* Instructions to follow: Read the lines below. Copy out any that hold the string "Rossi".

* Material shown:
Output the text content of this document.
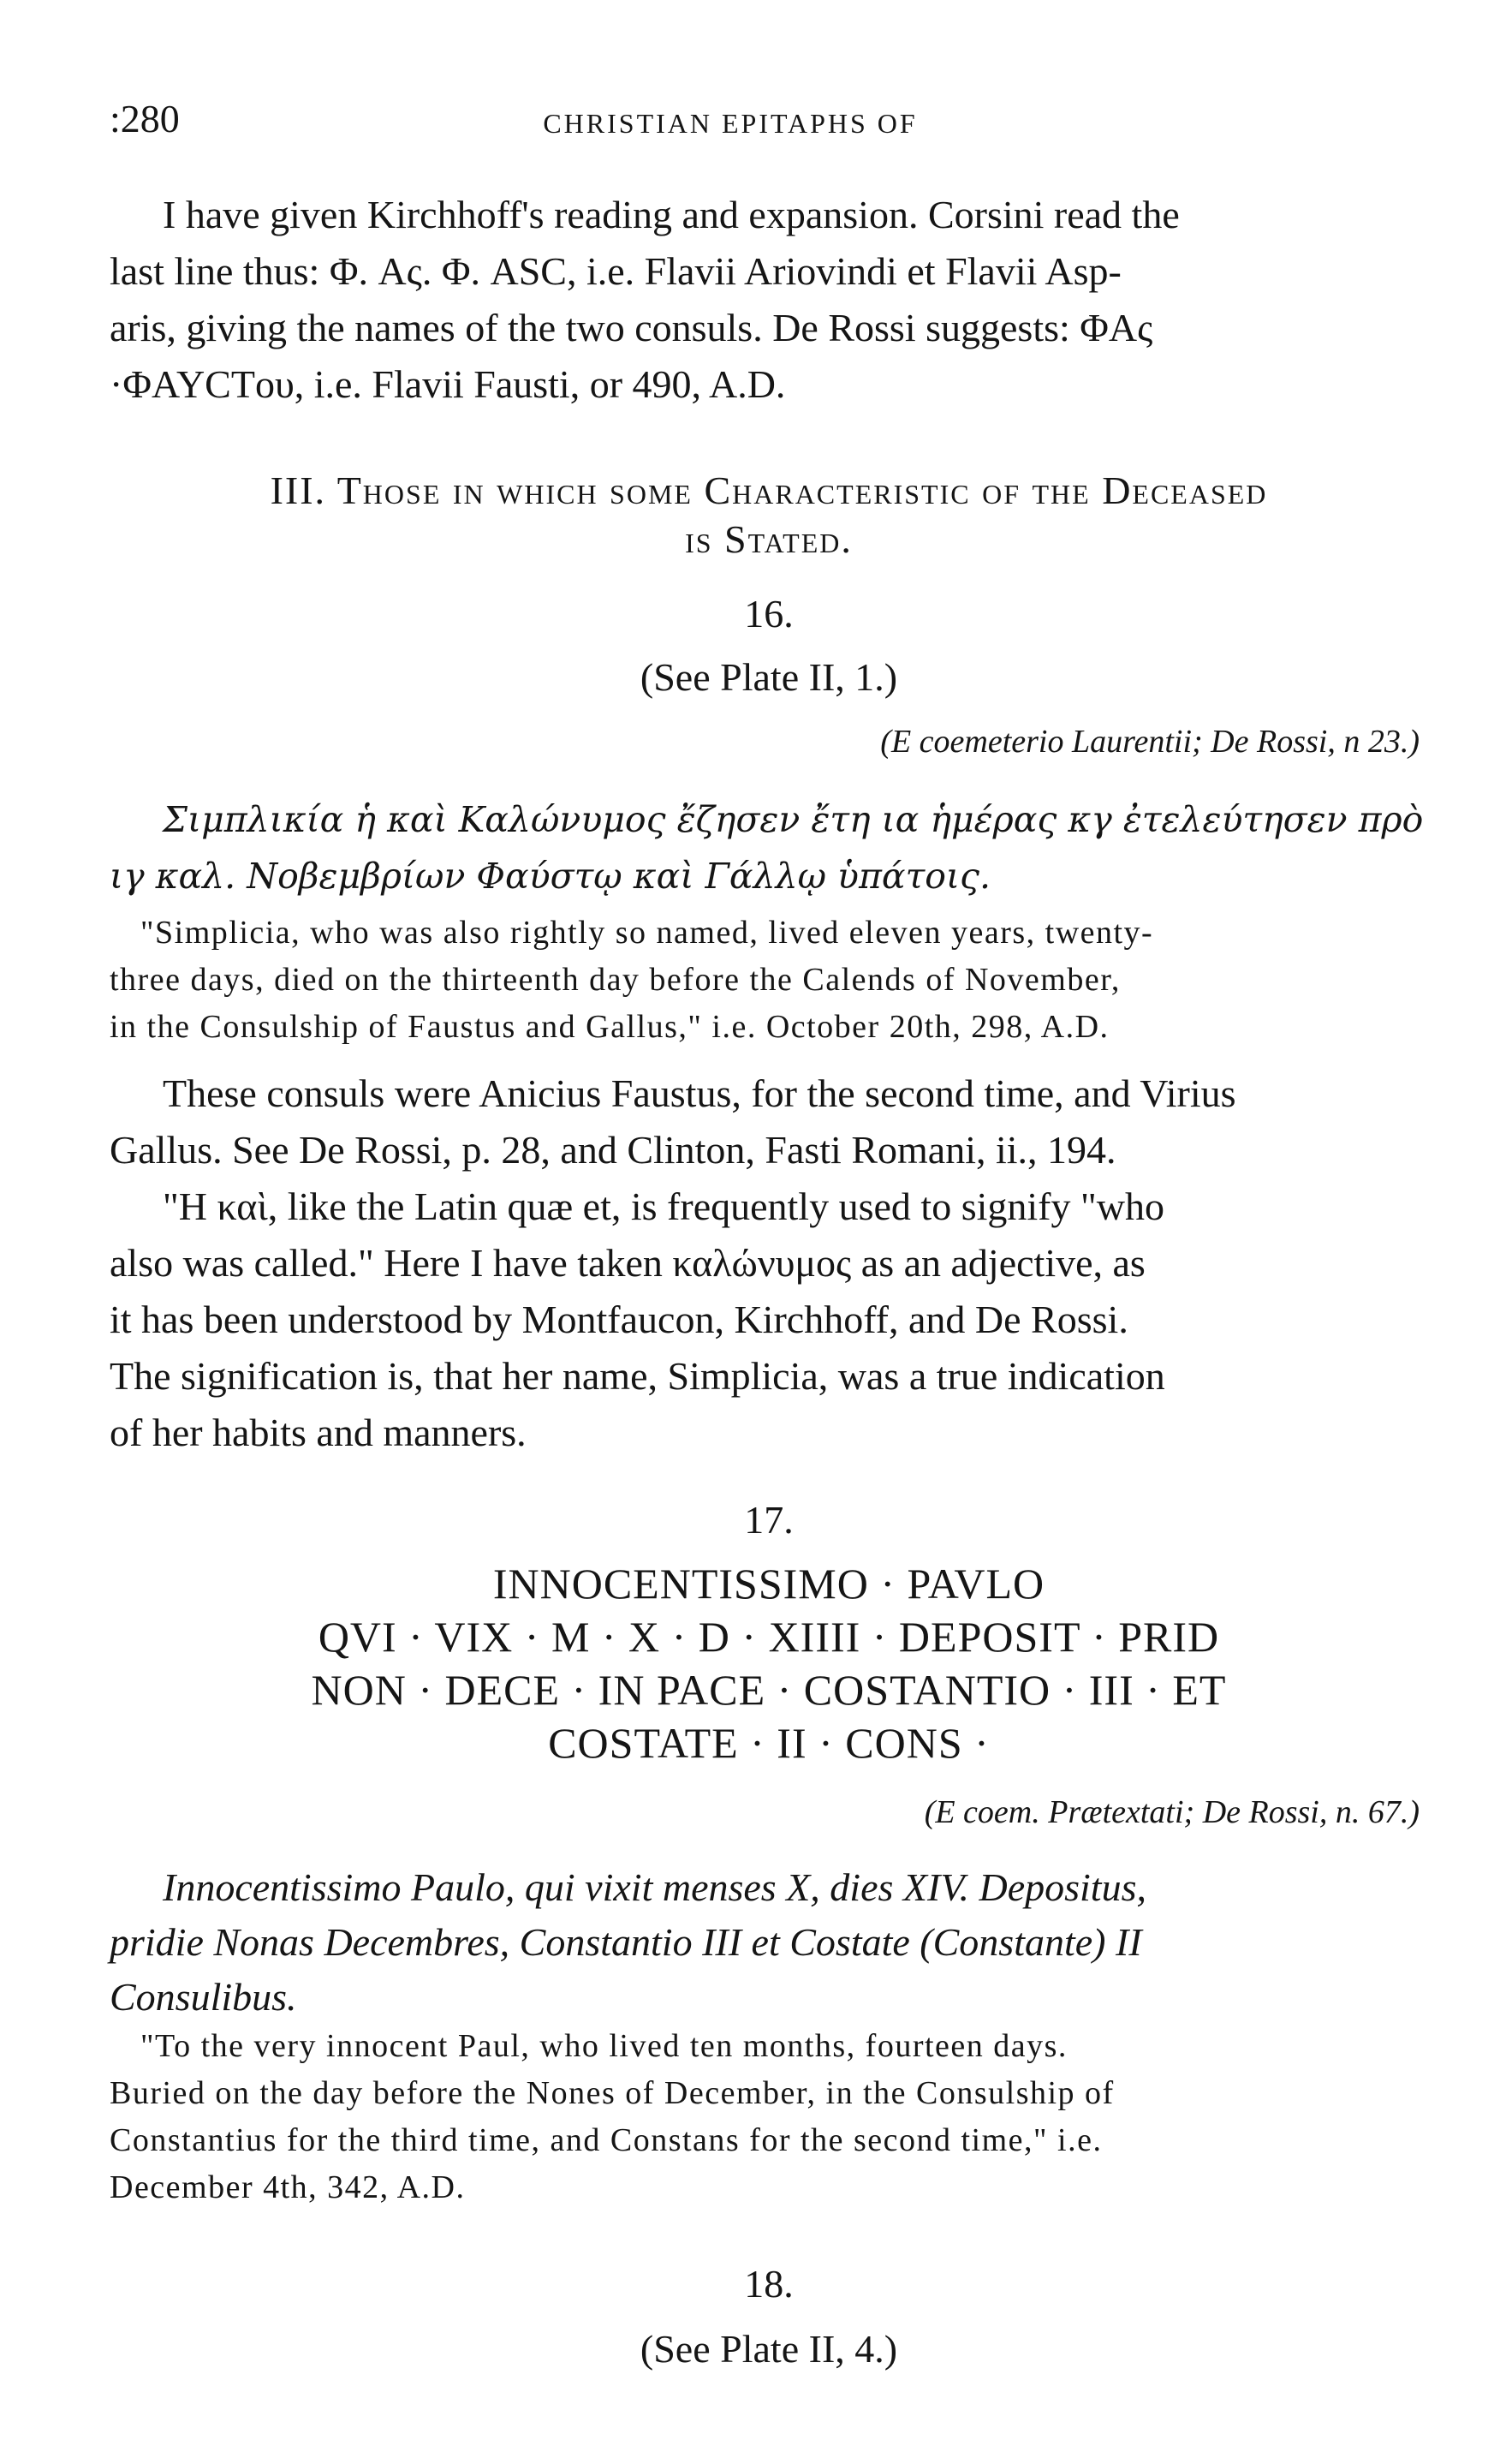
:280	CHRISTIAN EPITAPHS OF
I have given Kirchhoff's reading and expansion. Corsini read the
last line thus: Φ. Aς. Φ. ASC, i.e. Flavii Ariovindi et Flavii Asp-
aris, giving the names of the two consuls. De Rossi suggests: ΦAς
·ΦAYCTου, i.e. Flavii Fausti, or 490, A.D.
III. Those in which some Characteristic of the Deceased
is Stated.
16.
(See Plate II, 1.)
(E coemeterio Laurentii; De Rossi, n 23.)
Σιμπλικία ἡ καὶ Καλώνυμος ἔζησεν ἔτη ια ἡμέρας κγ ἐτελεύτησεν πρὸ
ιγ καλ. Νοβεμβρίων Φαύστῳ καὶ Γάλλῳ ὑπάτοις.
"Simplicia, who was also rightly so named, lived eleven years, twenty-
three days, died on the thirteenth day before the Calends of November,
in the Consulship of Faustus and Gallus," i.e. October 20th, 298, A.D.
These consuls were Anicius Faustus, for the second time, and Virius
Gallus. See De Rossi, p. 28, and Clinton, Fasti Romani, ii., 194.
"H καὶ, like the Latin quæ et, is frequently used to signify "who
also was called." Here I have taken καλώνυμος as an adjective, as
it has been understood by Montfaucon, Kirchhoff, and De Rossi.
The signification is, that her name, Simplicia, was a true indication
of her habits and manners.
17.
INNOCENTISSIMO · PAVLO
QVI · VIX · M · X · D · XIIII · DEPOSIT · PRID
NON · DECE · IN PACE · COSTANTIO · III · ET
COSTATE · II · CONS ·
(E coem. Prætextati; De Rossi, n. 67.)
Innocentissimo Paulo, qui vixit menses X, dies XIV. Depositus,
pridie Nonas Decembres, Constantio III et Costate (Constante) II
Consulibus.
"To the very innocent Paul, who lived ten months, fourteen days.
Buried on the day before the Nones of December, in the Consulship of
Constantius for the third time, and Constans for the second time," i.e.
December 4th, 342, A.D.
18.
(See Plate II, 4.)
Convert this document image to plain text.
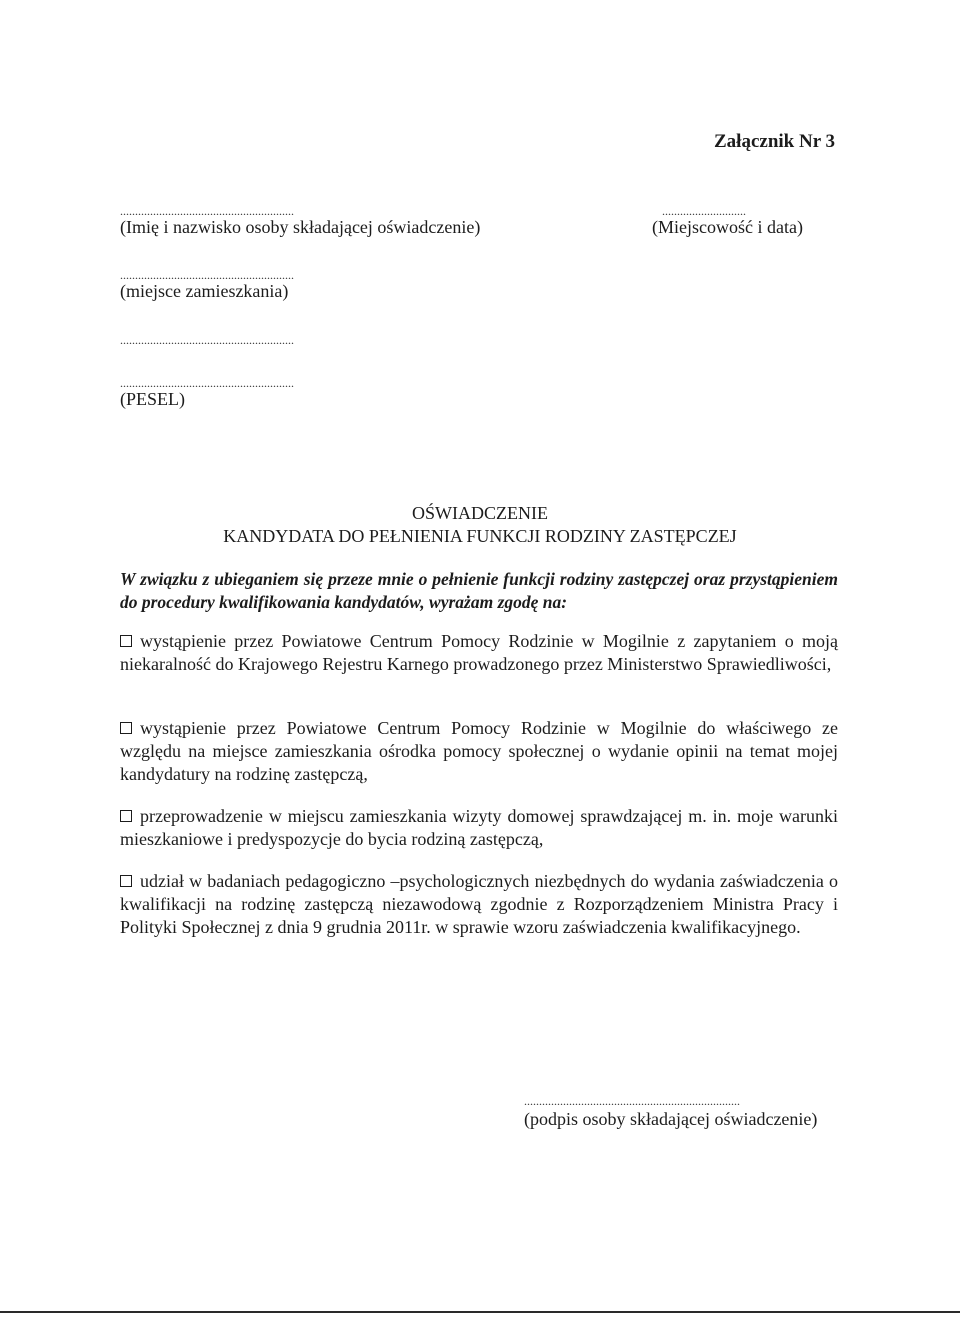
Załącznik Nr 3
..........................................................
(Imię i nazwisko osoby składającej oświadczenie)
............................
(Miejscowość i data)
..........................................................
(miejsce zamieszkania)
..........................................................
..........................................................
(PESEL)
OŚWIADCZENIE
KANDYDATA DO PEŁNIENIA FUNKCJI RODZINY ZASTĘPCZEJ
W związku z ubieganiem się przeze mnie o pełnienie funkcji rodziny zastępczej oraz przystąpieniem do procedury kwalifikowania kandydatów, wyrażam zgodę na:
wystąpienie przez Powiatowe Centrum Pomocy Rodzinie w Mogilnie z zapytaniem o moją niekaralność do Krajowego Rejestru Karnego prowadzonego przez Ministerstwo Sprawiedliwości,
wystąpienie przez Powiatowe Centrum Pomocy Rodzinie w Mogilnie do właściwego ze względu na miejsce zamieszkania ośrodka pomocy społecznej o wydanie opinii na temat mojej kandydatury na rodzinę zastępczą,
przeprowadzenie w miejscu zamieszkania wizyty domowej sprawdzającej m. in. moje warunki mieszkaniowe i predyspozycje do bycia rodziną zastępczą,
udział w badaniach pedagogiczno –psychologicznych niezbędnych do wydania zaświadczenia o kwalifikacji na rodzinę zastępczą niezawodową zgodnie z Rozporządzeniem Ministra Pracy i Polityki Społecznej z dnia 9 grudnia 2011r. w sprawie wzoru zaświadczenia kwalifikacyjnego.
........................................................................
(podpis osoby składającej oświadczenie)
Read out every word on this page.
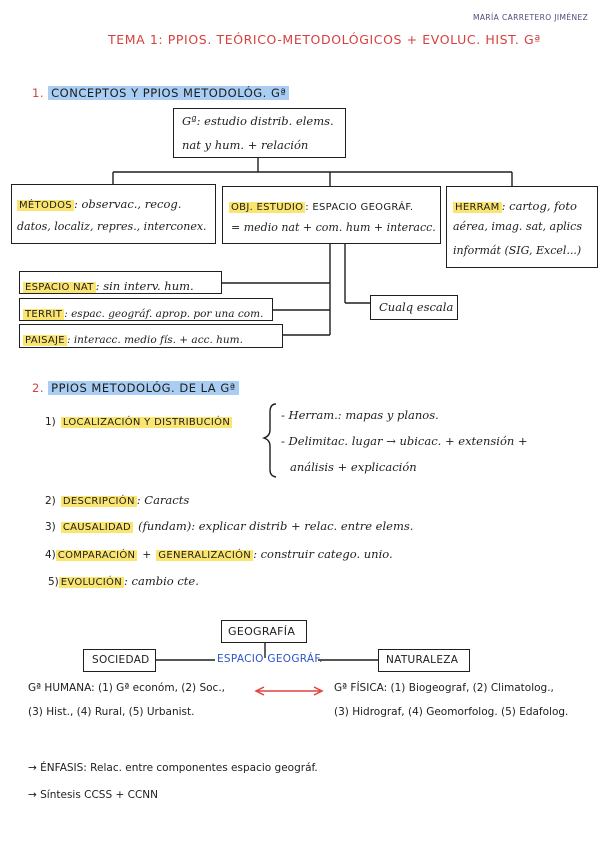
MARÍA CARRETERO JIMÉNEZ
TEMA 1: PPIOS. TEÓRICO-METODOLÓGICOS + EVOLUC. HIST. Gª
1. CONCEPTOS Y PPIOS METODOLÓG. Gª
Gª: estudio distrib. elems.
nat y hum. + relación
MÉTODOS : observac., recog.
datos, localiz, repres., interconex.
OBJ. ESTUDIO : ESPACIO GEOGRÁF.
= medio nat + com. hum + interacc.
HERRAM : cartog, foto
aérea, imag. sat, aplics
informát (SIG, Excel...)
ESPACIO NAT : sin interv. hum.
TERRIT : espac. geográf. aprop. por una com.
PAISAJE : interacc. medio fís. + acc. hum.
Cualq escala
2. PPIOS METODOLÓG. DE LA Gª
1) LOCALIZACIÓN Y DISTRIBUCIÓN
- Herram.: mapas y planos.
- Delimitac. lugar → ubicac. + extensión +
análisis + explicación
2) DESCRIPCIÓN : Caracts
3) CAUSALIDAD (fundam): explicar distrib + relac. entre elems.
4) COMPARACIÓN + GENERALIZACIÓN : construir catego. unio.
5) EVOLUCIÓN : cambio cte.
GEOGRAFÍA
SOCIEDAD	NATURALEZA
ESPACIO GEOGRÁF.
Gª HUMANA: (1) Gª económ, (2) Soc.,
(3) Hist., (4) Rural, (5) Urbanist.
Gª FÍSICA: (1) Biogeograf, (2) Climatolog.,
(3) Hidrograf, (4) Geomorfolog. (5) Edafolog.
→ ÉNFASIS: Relac. entre componentes espacio geográf.
→ Síntesis CCSS + CCNN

* Result for this exercise:
aris, giving the names of the two consuls. De Rossi suggests: ΦAς
(E coemeterio Laurentii; De Rossi, n 23.)
Gallus. See De Rossi, p. 28, and Clinton, Fasti Romani, ii., 194.
it has been understood by Montfaucon, Kirchhoff, and De Rossi.
(E coem. Prætextati; De Rossi, n. 67.)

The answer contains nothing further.